====== INFORMATION PROVIDED ======

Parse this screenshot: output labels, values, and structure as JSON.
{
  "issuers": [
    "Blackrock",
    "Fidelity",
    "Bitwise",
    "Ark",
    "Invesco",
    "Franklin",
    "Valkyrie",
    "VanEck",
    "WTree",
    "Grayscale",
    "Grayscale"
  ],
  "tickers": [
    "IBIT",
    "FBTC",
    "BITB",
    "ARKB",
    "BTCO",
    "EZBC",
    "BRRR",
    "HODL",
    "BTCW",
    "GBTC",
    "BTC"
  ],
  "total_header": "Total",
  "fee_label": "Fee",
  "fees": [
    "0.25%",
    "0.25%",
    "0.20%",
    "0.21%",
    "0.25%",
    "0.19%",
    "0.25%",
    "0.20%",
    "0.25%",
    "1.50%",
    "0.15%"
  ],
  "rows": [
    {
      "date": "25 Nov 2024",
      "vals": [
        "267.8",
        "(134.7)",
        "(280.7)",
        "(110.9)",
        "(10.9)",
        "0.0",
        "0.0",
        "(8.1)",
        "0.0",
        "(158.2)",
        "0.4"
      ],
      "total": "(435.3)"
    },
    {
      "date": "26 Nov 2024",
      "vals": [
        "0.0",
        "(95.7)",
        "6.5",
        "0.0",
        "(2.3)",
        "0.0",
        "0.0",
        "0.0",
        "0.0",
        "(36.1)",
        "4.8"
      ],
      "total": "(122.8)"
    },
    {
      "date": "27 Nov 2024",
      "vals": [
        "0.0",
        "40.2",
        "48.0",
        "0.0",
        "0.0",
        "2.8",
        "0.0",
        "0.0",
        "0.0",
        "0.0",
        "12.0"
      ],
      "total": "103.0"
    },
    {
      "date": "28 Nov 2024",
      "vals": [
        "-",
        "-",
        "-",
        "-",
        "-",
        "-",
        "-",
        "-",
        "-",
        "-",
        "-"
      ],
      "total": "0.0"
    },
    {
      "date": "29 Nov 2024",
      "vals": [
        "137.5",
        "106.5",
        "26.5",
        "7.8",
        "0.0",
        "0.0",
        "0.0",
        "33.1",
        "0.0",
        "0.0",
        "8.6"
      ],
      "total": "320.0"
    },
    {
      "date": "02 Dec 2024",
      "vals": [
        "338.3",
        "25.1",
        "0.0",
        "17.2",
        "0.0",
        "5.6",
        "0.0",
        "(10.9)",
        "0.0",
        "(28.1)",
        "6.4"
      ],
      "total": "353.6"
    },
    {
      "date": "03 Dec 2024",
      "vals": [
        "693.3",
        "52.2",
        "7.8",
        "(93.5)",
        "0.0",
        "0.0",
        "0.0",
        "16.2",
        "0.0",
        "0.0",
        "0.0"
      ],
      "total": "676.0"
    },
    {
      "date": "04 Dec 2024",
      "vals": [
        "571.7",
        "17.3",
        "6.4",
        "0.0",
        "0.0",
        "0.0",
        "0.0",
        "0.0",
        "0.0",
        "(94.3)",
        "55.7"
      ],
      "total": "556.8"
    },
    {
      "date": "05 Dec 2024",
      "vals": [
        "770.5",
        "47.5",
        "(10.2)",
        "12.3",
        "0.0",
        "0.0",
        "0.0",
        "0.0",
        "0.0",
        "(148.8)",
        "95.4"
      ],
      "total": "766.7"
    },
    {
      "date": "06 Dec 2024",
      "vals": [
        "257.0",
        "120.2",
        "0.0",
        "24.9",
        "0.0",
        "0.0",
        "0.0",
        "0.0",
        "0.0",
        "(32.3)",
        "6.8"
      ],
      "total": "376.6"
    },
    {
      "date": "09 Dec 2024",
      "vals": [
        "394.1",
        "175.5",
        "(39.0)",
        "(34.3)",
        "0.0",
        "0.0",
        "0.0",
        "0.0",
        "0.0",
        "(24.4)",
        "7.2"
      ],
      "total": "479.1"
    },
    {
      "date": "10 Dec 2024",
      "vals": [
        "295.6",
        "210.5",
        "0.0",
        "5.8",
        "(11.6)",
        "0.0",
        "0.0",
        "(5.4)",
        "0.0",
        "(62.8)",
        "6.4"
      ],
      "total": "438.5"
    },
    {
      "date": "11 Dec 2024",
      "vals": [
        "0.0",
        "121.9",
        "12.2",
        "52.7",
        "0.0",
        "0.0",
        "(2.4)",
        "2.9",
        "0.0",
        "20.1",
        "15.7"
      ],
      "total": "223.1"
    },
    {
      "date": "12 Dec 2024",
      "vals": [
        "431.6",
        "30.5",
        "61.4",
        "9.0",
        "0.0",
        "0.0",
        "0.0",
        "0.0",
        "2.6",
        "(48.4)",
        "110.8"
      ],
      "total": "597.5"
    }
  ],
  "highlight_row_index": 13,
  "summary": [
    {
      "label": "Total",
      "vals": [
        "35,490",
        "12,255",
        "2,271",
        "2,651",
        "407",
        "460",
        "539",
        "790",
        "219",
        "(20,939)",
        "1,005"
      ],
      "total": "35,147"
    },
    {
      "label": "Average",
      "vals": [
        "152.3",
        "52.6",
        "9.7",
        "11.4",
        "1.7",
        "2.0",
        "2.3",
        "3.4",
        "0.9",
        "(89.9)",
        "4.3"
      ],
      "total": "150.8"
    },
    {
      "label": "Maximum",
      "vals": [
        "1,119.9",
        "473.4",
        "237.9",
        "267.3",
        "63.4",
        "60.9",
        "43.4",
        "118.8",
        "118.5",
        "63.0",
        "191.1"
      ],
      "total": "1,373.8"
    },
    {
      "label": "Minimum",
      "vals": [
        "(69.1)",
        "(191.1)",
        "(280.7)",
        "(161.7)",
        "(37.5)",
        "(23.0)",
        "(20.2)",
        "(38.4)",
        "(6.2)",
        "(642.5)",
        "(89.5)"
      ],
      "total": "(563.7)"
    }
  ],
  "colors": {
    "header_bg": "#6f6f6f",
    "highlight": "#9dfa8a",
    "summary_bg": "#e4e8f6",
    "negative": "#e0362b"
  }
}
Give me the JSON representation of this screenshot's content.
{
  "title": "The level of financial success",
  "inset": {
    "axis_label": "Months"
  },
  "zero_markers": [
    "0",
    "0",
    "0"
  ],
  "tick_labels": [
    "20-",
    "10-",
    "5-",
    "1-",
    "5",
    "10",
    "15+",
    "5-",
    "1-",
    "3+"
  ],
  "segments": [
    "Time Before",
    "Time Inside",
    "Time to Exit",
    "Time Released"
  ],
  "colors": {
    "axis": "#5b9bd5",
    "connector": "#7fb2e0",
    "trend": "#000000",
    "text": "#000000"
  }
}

======

◆ **WHAT TO WORK ON**: Determine the number of lines in the listing that contain the string "screenshot". Write that number and nothing else.

◆ **WRITTEN ANSWER**: 2